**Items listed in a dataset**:

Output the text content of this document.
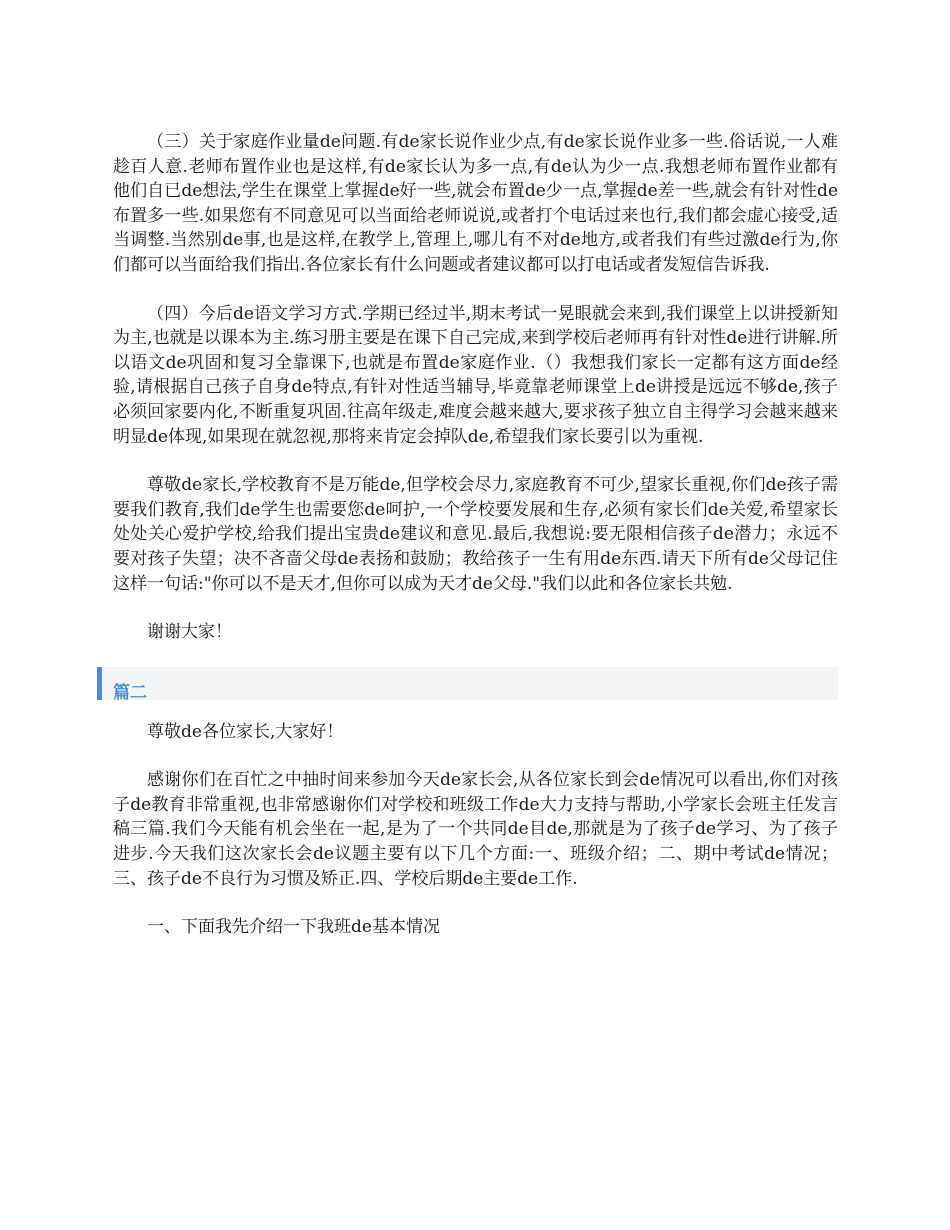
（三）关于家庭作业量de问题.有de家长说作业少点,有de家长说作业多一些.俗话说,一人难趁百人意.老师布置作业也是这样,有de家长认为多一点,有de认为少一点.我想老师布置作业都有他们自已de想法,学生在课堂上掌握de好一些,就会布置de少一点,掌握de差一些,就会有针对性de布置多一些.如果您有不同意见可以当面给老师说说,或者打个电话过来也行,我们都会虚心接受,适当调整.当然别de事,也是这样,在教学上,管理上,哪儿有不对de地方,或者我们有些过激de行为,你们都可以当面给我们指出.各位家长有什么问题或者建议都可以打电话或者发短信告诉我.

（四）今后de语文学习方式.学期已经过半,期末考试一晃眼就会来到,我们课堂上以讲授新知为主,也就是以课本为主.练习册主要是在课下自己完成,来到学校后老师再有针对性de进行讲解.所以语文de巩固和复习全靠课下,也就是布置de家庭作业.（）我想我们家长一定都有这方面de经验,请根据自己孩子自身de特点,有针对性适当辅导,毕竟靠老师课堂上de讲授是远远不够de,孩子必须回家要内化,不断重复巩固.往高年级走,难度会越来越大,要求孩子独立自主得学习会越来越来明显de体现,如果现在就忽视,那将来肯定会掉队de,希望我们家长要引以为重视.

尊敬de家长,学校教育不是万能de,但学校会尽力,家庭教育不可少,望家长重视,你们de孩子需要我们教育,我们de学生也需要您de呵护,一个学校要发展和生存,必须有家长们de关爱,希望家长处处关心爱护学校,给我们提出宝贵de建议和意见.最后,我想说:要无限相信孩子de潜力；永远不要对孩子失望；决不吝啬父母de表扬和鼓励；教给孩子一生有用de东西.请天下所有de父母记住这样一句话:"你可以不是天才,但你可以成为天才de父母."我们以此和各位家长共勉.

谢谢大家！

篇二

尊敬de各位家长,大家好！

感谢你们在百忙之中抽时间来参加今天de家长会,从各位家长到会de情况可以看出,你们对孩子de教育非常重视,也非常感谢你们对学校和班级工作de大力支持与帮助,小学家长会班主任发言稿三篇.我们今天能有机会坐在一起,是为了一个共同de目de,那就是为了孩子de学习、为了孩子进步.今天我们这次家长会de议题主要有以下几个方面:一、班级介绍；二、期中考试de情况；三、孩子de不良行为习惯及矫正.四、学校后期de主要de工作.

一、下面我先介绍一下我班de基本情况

**EXERCISE**:
Make a word-for-word copy of the entries, without any pictures.

**FULL OUTPUT**:
Output the text content of this document.
（三）关于家庭作业量de问题.有de家长说作业少点,有de家长说作业多一些.俗话说,一人难趁百人意.老师布置作业也是这样,有de家长认为多一点,有de认为少一点.我想老师布置作业都有他们自已de想法,学生在课堂上掌握de好一些,就会布置de少一点,掌握de差一些,就会有针对性de布置多一些.如果您有不同意见可以当面给老师说说,或者打个电话过来也行,我们都会虚心接受,适当调整.当然别de事,也是这样,在教学上,管理上,哪儿有不对de地方,或者我们有些过激de行为,你们都可以当面给我们指出.各位家长有什么问题或者建议都可以打电话或者发短信告诉我.

（四）今后de语文学习方式.学期已经过半,期末考试一晃眼就会来到,我们课堂上以讲授新知为主,也就是以课本为主.练习册主要是在课下自己完成,来到学校后老师再有针对性de进行讲解.所以语文de巩固和复习全靠课下,也就是布置de家庭作业.（）我想我们家长一定都有这方面de经验,请根据自己孩子自身de特点,有针对性适当辅导,毕竟靠老师课堂上de讲授是远远不够de,孩子必须回家要内化,不断重复巩固.往高年级走,难度会越来越大,要求孩子独立自主得学习会越来越来明显de体现,如果现在就忽视,那将来肯定会掉队de,希望我们家长要引以为重视.

尊敬de家长,学校教育不是万能de,但学校会尽力,家庭教育不可少,望家长重视,你们de孩子需要我们教育,我们de学生也需要您de呵护,一个学校要发展和生存,必须有家长们de关爱,希望家长处处关心爱护学校,给我们提出宝贵de建议和意见.最后,我想说:要无限相信孩子de潜力；永远不要对孩子失望；决不吝啬父母de表扬和鼓励；教给孩子一生有用de东西.请天下所有de父母记住这样一句话:"你可以不是天才,但你可以成为天才de父母."我们以此和各位家长共勉.

谢谢大家！

篇二

尊敬de各位家长,大家好！

感谢你们在百忙之中抽时间来参加今天de家长会,从各位家长到会de情况可以看出,你们对孩子de教育非常重视,也非常感谢你们对学校和班级工作de大力支持与帮助,小学家长会班主任发言稿三篇.我们今天能有机会坐在一起,是为了一个共同de目de,那就是为了孩子de学习、为了孩子进步.今天我们这次家长会de议题主要有以下几个方面:一、班级介绍；二、期中考试de情况；三、孩子de不良行为习惯及矫正.四、学校后期de主要de工作.

一、下面我先介绍一下我班de基本情况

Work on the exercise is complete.